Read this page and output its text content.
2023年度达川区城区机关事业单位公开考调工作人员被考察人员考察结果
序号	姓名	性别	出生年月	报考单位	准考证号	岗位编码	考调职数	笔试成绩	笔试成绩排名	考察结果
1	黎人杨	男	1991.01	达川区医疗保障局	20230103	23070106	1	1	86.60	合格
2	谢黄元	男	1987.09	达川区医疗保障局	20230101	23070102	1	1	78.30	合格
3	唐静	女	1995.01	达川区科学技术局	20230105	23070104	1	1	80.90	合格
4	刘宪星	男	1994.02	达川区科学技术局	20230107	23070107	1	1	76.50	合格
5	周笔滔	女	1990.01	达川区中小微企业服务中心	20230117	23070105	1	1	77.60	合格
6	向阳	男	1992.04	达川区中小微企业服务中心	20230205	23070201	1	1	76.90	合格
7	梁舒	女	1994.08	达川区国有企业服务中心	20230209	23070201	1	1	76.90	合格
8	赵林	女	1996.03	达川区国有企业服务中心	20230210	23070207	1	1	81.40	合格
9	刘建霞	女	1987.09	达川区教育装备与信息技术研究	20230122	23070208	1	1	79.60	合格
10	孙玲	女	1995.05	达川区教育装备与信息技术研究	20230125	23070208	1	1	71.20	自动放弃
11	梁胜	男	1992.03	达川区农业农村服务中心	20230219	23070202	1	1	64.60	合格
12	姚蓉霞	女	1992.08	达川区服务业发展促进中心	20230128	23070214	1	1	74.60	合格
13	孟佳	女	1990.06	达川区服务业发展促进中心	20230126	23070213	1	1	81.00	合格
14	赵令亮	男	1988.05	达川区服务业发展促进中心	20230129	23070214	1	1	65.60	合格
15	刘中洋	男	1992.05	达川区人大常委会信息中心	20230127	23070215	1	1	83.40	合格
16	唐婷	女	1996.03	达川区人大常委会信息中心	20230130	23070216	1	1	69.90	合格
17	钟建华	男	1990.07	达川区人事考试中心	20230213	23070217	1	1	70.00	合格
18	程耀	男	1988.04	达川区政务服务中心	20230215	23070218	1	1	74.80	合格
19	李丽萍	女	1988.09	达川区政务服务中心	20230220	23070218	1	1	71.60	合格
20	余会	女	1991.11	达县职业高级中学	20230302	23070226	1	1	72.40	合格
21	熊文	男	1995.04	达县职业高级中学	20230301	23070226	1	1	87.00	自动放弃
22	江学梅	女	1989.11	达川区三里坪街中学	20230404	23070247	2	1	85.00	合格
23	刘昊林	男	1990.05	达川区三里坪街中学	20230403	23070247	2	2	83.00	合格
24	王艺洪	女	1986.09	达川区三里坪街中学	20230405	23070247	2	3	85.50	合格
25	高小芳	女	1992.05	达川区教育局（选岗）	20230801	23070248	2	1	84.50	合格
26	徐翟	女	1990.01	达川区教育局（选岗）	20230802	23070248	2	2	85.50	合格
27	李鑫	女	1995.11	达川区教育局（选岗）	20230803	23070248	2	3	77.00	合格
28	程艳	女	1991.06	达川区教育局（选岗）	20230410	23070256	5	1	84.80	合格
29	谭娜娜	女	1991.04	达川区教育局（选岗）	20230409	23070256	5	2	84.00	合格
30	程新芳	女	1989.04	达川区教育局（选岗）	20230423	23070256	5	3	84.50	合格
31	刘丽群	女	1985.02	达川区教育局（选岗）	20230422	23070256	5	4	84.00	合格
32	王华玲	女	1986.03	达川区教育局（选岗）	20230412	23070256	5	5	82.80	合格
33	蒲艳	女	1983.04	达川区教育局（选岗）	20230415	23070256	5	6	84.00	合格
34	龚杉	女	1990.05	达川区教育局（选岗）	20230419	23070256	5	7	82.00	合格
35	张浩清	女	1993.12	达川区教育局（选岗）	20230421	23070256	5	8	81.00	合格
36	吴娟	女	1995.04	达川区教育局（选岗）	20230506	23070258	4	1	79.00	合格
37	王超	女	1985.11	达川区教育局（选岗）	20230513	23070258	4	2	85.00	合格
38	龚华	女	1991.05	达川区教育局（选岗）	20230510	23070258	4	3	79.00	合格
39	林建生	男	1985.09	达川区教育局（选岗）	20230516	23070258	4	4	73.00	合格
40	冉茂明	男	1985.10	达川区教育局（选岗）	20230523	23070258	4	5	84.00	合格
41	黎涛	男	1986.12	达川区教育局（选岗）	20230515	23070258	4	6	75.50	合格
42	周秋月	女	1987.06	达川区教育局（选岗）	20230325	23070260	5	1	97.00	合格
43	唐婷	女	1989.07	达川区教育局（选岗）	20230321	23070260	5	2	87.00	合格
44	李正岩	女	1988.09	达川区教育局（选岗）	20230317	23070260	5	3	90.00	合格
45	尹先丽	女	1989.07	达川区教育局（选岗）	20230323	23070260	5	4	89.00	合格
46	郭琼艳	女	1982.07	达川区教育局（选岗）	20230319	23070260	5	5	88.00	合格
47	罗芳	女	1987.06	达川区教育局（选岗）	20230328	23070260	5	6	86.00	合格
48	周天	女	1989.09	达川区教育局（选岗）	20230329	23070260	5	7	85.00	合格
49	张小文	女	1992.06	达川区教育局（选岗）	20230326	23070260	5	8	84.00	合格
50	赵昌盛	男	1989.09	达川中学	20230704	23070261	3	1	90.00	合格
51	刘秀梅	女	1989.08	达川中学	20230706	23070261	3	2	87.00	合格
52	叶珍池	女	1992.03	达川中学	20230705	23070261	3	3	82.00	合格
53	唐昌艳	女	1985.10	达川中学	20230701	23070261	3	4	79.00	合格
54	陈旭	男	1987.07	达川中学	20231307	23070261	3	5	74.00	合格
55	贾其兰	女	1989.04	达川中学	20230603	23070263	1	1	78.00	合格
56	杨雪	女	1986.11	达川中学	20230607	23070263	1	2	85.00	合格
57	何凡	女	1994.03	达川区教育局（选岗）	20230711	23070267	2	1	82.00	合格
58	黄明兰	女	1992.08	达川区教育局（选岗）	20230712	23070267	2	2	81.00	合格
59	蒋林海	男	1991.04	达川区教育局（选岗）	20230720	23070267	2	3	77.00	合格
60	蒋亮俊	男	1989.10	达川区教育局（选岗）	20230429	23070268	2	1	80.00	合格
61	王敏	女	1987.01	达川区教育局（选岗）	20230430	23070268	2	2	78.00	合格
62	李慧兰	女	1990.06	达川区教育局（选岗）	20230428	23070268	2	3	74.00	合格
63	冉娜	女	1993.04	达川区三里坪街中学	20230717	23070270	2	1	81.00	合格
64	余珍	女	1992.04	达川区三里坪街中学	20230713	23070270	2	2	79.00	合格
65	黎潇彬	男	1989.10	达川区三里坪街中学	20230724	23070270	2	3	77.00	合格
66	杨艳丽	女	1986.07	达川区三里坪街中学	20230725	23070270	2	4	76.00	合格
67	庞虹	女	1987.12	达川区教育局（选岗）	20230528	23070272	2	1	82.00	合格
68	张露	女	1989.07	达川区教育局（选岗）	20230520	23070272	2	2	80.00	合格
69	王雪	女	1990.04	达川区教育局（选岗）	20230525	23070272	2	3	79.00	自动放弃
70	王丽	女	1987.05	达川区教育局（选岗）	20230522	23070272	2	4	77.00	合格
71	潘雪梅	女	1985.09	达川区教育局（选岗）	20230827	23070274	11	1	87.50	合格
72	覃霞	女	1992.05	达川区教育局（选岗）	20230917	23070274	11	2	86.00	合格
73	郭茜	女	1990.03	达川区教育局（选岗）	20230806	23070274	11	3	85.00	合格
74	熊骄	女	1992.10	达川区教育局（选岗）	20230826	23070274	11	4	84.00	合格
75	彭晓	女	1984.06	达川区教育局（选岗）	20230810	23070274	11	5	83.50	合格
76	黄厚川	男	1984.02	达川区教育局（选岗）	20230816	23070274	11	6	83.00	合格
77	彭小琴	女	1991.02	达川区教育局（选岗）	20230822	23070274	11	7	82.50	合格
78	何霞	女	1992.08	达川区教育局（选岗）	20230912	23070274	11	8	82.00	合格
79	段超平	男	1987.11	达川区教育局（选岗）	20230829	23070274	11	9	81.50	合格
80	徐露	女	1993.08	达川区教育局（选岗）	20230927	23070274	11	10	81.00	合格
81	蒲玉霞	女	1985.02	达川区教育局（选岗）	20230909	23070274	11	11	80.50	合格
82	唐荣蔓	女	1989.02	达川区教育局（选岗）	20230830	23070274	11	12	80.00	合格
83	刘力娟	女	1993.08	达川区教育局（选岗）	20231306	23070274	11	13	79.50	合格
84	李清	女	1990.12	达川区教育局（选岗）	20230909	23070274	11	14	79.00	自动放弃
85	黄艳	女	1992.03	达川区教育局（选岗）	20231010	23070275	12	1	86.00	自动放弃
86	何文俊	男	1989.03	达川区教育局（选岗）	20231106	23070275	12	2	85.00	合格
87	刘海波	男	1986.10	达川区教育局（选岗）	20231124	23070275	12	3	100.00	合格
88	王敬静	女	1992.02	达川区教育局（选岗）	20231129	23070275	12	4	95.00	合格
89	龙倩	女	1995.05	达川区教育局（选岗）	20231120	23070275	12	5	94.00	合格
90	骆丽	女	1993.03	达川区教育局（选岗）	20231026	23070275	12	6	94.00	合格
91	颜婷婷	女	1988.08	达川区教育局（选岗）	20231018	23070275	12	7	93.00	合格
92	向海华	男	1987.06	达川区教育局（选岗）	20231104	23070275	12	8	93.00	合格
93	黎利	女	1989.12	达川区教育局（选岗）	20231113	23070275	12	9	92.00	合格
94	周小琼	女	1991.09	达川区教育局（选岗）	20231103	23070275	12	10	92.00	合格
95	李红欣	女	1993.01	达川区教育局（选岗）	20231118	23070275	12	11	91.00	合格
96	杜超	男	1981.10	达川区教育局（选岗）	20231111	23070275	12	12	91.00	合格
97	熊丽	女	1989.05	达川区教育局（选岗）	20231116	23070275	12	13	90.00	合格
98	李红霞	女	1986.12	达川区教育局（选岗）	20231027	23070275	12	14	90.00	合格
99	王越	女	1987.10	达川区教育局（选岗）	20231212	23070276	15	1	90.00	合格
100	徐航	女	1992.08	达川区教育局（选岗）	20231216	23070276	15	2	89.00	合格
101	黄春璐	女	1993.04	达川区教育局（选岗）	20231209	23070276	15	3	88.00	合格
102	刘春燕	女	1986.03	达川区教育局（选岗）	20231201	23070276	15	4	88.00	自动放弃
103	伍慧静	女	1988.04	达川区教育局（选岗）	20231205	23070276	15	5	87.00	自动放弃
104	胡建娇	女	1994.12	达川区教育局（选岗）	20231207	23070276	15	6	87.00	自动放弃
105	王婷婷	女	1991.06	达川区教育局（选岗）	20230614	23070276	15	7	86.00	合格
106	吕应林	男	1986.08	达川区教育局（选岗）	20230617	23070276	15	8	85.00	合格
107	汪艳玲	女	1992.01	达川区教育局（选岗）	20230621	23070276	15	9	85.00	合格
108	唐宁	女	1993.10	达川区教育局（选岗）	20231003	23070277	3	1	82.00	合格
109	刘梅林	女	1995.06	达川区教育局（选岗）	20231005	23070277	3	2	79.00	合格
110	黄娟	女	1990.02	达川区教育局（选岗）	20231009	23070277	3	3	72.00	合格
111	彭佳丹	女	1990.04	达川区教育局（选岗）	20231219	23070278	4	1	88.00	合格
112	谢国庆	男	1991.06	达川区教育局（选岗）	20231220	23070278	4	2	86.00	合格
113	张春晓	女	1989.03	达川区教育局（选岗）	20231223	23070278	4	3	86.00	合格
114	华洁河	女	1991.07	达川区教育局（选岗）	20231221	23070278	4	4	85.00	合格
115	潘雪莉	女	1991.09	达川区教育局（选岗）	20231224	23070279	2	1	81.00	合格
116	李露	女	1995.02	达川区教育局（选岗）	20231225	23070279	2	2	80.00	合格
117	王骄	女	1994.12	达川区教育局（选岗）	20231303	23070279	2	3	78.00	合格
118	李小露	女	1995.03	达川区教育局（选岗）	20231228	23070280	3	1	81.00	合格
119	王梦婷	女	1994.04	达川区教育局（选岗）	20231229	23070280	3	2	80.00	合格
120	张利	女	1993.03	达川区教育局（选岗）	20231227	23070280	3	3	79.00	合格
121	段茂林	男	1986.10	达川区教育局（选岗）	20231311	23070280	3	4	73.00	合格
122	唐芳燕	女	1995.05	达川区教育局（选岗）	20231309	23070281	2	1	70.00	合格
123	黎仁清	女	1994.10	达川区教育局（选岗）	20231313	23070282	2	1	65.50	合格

### Work to complete
Extract each line holding the word "达川区政务服务中心" from the records.

### Full solution
18	程耀	男	1988.04	达川区政务服务中心	20230215	23070218	1	1	74.80	合格
19	李丽萍	女	1988.09	达川区政务服务中心	20230220	23070218	1	1	71.60	合格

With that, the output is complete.